begin Records to use
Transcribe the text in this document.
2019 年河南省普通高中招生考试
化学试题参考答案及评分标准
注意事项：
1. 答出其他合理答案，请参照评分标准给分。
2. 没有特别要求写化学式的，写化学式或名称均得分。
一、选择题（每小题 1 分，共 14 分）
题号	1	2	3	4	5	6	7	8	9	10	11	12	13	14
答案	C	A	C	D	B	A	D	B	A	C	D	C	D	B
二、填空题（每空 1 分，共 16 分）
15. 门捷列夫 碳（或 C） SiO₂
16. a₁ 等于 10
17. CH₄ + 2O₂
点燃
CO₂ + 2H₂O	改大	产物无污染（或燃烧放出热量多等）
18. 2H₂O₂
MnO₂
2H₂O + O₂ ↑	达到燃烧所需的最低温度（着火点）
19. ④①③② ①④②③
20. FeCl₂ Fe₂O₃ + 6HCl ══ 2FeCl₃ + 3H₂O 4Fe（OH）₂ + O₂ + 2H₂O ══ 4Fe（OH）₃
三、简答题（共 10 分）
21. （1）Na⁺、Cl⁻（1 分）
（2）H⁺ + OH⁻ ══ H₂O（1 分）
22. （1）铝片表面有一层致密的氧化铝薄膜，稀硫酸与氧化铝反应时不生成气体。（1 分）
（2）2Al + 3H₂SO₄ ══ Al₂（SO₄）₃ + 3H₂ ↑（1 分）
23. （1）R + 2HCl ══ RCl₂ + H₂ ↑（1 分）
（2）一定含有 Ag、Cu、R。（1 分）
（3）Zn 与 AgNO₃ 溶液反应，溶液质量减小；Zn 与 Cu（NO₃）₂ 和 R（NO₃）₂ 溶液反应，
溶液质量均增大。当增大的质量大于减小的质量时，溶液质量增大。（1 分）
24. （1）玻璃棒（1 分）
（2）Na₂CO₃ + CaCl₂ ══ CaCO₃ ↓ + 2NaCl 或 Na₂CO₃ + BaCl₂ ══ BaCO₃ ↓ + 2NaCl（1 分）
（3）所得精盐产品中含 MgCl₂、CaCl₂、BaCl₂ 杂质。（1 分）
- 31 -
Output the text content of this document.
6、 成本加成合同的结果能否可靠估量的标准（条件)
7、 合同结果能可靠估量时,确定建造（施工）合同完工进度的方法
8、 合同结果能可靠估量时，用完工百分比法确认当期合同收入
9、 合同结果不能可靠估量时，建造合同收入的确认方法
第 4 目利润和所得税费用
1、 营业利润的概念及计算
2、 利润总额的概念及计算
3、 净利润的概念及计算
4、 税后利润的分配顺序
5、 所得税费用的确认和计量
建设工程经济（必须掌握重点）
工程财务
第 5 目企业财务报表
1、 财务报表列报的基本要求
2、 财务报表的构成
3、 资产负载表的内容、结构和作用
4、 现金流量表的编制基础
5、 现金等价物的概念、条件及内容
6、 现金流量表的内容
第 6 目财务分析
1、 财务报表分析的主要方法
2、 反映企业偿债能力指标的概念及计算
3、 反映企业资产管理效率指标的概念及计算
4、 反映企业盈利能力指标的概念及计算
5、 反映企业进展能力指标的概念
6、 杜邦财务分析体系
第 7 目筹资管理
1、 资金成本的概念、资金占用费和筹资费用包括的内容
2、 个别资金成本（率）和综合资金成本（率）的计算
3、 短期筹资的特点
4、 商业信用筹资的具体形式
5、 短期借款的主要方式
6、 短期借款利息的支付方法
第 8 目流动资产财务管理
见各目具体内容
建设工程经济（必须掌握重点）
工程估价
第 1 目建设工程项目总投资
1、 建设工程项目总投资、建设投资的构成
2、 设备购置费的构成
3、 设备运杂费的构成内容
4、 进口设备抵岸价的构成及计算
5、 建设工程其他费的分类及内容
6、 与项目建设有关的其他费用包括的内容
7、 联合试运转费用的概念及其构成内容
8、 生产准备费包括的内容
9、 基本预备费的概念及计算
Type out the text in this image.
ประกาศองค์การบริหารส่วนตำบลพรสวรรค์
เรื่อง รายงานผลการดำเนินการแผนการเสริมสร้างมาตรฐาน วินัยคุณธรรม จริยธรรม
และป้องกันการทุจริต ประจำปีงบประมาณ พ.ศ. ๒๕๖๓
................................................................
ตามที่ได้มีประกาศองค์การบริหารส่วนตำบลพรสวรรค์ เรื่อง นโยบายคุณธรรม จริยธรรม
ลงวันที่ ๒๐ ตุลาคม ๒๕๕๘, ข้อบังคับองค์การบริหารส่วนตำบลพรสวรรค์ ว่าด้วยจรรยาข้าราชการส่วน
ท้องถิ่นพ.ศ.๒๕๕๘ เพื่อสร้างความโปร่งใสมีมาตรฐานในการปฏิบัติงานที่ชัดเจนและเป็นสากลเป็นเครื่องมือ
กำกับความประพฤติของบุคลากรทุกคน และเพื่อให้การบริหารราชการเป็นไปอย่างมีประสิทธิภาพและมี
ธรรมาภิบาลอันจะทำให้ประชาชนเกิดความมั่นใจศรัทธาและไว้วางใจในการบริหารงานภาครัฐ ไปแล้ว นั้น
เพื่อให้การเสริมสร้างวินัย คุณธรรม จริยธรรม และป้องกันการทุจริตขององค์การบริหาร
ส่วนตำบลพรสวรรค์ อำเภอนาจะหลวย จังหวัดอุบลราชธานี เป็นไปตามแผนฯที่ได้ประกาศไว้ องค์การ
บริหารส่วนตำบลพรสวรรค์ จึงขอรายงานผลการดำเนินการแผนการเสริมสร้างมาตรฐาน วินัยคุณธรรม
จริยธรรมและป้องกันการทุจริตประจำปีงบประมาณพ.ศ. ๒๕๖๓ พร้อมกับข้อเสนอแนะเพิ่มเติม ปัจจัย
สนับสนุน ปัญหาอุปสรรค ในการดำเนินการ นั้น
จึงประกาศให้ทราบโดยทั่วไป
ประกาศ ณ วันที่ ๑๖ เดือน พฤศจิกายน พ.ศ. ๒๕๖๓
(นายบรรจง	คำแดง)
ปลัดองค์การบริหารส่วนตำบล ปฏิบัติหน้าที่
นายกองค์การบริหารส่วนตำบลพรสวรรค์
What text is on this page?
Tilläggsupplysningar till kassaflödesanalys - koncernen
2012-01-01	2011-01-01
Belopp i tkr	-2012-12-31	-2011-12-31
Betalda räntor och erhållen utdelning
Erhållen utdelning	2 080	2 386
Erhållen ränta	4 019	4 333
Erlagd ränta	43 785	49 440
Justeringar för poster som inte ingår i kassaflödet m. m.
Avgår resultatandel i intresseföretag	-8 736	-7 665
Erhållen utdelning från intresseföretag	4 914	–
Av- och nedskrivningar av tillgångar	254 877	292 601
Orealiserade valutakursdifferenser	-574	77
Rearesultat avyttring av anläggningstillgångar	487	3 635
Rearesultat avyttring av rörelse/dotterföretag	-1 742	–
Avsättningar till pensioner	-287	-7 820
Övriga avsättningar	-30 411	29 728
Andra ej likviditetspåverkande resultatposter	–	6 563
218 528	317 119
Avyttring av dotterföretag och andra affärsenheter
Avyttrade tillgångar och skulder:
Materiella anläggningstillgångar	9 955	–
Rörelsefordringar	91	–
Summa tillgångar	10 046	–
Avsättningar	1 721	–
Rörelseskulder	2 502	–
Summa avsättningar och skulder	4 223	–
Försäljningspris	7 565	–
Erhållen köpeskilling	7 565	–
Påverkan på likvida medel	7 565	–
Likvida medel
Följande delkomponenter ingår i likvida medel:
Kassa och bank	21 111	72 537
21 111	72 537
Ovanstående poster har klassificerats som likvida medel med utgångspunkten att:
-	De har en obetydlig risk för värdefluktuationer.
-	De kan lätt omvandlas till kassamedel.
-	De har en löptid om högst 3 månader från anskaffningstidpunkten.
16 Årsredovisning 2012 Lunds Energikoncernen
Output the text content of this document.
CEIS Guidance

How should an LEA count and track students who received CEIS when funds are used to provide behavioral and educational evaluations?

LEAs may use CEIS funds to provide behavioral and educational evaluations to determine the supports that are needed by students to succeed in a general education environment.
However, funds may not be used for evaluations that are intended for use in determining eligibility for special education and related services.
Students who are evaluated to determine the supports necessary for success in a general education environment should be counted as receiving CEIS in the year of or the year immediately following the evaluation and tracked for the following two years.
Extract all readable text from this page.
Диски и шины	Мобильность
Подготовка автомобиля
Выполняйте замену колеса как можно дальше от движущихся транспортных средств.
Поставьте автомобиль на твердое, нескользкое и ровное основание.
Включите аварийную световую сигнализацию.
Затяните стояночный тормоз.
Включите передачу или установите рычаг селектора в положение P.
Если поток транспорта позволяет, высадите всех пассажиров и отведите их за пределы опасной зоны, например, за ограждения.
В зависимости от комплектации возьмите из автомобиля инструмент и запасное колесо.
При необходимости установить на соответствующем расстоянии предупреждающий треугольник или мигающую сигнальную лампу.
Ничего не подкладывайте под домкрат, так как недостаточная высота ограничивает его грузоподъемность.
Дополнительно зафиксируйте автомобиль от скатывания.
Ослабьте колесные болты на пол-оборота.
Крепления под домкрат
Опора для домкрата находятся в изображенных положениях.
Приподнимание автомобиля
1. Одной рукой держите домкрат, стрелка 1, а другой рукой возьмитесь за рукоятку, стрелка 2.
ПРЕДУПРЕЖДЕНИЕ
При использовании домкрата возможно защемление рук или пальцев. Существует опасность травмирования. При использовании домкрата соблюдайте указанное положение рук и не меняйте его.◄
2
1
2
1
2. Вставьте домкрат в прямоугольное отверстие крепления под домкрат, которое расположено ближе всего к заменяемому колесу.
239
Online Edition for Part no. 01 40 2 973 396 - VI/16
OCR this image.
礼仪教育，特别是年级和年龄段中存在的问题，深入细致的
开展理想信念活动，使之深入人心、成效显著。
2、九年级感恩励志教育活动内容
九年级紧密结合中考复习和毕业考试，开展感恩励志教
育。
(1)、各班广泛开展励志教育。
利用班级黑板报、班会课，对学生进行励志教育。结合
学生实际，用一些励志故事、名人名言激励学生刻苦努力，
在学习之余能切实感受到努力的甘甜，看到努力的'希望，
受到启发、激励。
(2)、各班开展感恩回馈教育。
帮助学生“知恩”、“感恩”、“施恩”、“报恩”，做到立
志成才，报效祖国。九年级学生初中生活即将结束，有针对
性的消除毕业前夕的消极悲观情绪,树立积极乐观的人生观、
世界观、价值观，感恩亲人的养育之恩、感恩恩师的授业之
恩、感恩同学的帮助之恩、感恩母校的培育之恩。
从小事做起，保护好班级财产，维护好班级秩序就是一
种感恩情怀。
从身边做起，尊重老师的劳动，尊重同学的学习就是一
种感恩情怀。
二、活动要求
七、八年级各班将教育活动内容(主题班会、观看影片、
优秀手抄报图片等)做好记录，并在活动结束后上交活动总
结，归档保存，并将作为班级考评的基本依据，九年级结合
end Records to use
▶ _The task_:
Your task is to gather all lines from the entries above that hold the word "behavioral".

▶ _Correct result_:
How should an LEA count and track students who received CEIS when funds are used to provide behavioral and educational evaluations?
LEAs may use CEIS funds to provide behavioral and educational evaluations to determine the supports that are needed by students to succeed in a general education environment.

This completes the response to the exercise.